Text block:
===
Author PicMelissa Collins has always been a book worm.  Studying Literature in college ensured that her nose was always stuck in a book.  She followed her passion for reading to the most logical career choice: English teacher.  Her hope was to share her passion for reading and the escapism of books to her students.  Having spent more than a decade in front of a classroom, she can easily say that it’s been a dream.

Her passion for writing didn’t start until more recently.  When she was home on maternity leave in early 2012, she read her first romance novel and her head filled with the passion, angst and laughter of the characters who she read about it.  It wasn’t long before characters of her own took shape in her mind. Their lives took over Melissa’s brain and The Love Series was born.

Web – www.melissacollinsauthor.com

Facebook – www.facebook.com/melissacollins.author

Twitter – @mcollinsauthor

Guest Post

I recently saw a Facebook post from one of my long-time friends who wrote that her six-year-old daughter came home from school one day complaining that she was “fat.” Now, I had only just had lunch with my friend and her daughter over the holiday break and I can one-thousand percent testify to the fact that her daughter is most definitely not fat.  She is intelligent and creative, shy but inquisitive – in short, she’s pretty much a dream come true. But even if she was “fat”, would her “fatness” negate all of those things. Does being “fat” make you less intelligent? Less important? Less worthy of love?

No, it doesn’t, but somewhere along the way, society has trained us to think these things. That an extra hundred pounds – hell, even an extra ten pounds – somehow makes you less worthy of everything.

I know because I’ve been there. My whole life has been plagued by feelings of unworthiness because of my own body image issues – because I am not the size two stereotype of American beauty. While I don’t remember the exact moment that my weight became the focus of my self-image, I also can’t remember when it wasn’t a part of how I evaluated my worth.
===
Data rows:
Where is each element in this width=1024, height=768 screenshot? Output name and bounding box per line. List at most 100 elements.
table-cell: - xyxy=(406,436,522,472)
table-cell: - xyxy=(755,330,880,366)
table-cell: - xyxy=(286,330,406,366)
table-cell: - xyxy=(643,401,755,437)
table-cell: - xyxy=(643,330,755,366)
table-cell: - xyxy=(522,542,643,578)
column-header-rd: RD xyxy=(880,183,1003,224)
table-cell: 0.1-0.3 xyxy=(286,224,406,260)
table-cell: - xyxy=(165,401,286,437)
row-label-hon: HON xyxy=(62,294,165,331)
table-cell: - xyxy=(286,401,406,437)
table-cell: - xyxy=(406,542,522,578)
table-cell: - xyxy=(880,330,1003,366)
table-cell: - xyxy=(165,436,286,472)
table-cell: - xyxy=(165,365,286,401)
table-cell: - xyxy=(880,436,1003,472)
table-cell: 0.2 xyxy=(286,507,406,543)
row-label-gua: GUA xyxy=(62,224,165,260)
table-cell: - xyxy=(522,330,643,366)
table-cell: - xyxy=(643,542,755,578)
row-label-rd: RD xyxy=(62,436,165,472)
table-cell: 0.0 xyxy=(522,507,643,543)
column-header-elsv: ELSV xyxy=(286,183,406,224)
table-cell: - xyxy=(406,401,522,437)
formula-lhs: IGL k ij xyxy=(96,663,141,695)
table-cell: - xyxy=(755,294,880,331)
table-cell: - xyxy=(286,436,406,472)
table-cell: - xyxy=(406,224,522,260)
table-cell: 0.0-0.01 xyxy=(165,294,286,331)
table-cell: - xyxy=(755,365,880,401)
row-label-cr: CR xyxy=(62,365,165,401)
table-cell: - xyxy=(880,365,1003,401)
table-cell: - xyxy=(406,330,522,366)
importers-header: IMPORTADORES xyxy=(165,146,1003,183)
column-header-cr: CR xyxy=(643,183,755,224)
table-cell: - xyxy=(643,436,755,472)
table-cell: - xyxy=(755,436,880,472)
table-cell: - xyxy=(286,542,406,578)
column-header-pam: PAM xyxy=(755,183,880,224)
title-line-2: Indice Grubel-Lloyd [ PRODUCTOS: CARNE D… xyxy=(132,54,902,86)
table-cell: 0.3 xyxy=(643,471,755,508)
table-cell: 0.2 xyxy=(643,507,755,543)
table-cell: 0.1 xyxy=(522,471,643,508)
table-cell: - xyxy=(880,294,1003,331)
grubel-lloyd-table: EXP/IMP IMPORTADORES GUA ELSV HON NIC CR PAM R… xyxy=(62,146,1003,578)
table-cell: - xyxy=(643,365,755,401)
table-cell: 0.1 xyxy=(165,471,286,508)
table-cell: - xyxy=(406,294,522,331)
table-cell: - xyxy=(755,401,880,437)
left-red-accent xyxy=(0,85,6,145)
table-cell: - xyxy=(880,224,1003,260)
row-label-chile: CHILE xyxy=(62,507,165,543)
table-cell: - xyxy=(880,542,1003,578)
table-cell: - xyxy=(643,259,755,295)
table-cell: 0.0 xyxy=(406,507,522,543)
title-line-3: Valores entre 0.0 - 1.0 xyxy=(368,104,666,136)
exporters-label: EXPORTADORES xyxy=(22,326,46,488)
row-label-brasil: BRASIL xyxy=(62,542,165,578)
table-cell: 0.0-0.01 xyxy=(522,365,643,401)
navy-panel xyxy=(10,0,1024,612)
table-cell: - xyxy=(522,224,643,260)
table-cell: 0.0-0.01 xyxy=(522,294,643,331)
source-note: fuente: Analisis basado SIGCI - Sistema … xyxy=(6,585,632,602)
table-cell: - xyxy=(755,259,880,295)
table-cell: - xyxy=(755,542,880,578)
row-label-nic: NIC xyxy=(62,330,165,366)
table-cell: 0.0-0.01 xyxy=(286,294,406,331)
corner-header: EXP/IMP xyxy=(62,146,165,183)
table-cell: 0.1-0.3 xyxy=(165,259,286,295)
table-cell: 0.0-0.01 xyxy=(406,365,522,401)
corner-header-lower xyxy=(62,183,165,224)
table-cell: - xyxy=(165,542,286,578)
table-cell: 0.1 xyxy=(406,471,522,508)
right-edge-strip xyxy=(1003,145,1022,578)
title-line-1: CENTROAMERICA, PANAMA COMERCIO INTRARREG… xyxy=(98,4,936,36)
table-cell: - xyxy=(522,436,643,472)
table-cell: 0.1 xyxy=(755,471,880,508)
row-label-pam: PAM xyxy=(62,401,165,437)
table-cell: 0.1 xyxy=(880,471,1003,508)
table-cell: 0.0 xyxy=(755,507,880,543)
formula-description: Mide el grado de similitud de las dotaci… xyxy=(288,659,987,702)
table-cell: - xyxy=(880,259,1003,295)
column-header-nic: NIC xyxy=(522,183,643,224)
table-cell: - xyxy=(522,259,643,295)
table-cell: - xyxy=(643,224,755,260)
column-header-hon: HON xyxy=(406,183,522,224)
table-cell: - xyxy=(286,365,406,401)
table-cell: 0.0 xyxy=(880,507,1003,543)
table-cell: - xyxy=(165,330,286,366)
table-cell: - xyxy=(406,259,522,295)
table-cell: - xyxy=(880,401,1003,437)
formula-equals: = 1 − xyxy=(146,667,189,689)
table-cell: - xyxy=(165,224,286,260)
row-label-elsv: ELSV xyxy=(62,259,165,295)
===
Exercise A:
Reproduce the author profile and guest post in full, word for word.
Exercise B:
Collect every line of the listing that contains the string "title", treating uppercase and lowercase as different.

Written reply A:
Author PicMelissa Collins has always been a book worm.  Studying Literature in college ensured that her nose was always stuck in a book.  She followed her passion for reading to the most logical career choice: English teacher.  Her hope was to share her passion for reading and the escapism of books to her students.  Having spent more than a decade in front of a classroom, she can easily say that it’s been a dream.

Her passion for writing didn’t start until more recently.  When she was home on maternity leave in early 2012, she read her first romance novel and her head filled with the passion, angst and laughter of the characters who she read about it.  It wasn’t long before characters of her own took shape in her mind. Their lives took over Melissa’s brain and The Love Series was born.

Web – www.melissacollinsauthor.com

Facebook – www.facebook.com/melissacollins.author

Twitter – @mcollinsauthor

Guest Post

I recently saw a Facebook post from one of my long-time friends who wrote that her six-year-old daughter came home from school one day complaining that she was “fat.” Now, I had only just had lunch with my friend and her daughter over the holiday break and I can one-thousand percent testify to the fact that her daughter is most definitely not fat.  She is intelligent and creative, shy but inquisitive – in short, she’s pretty much a dream come true. But even if she was “fat”, would her “fatness” negate all of those things. Does being “fat” make you less intelligent? Less important? Less worthy of love?

No, it doesn’t, but somewhere along the way, society has trained us to think these things. That an extra hundred pounds – hell, even an extra ten pounds – somehow makes you less worthy of everything.

I know because I’ve been there. My whole life has been plagued by feelings of unworthiness because of my own body image issues – because I am not the size two stereotype of American beauty. While I don’t remember the exact moment that my weight became the focus of my self-image, I also can’t remember when it wasn’t a part of how I evaluated my worth.

Written reply B:
title-line-2: Indice Grubel-Lloyd [ PRODUCTOS: CARNE D… xyxy=(132,54,902,86)
title-line-3: Valores entre 0.0 - 1.0 xyxy=(368,104,666,136)
title-line-1: CENTROAMERICA, PANAMA COMERCIO INTRARREG… xyxy=(98,4,936,36)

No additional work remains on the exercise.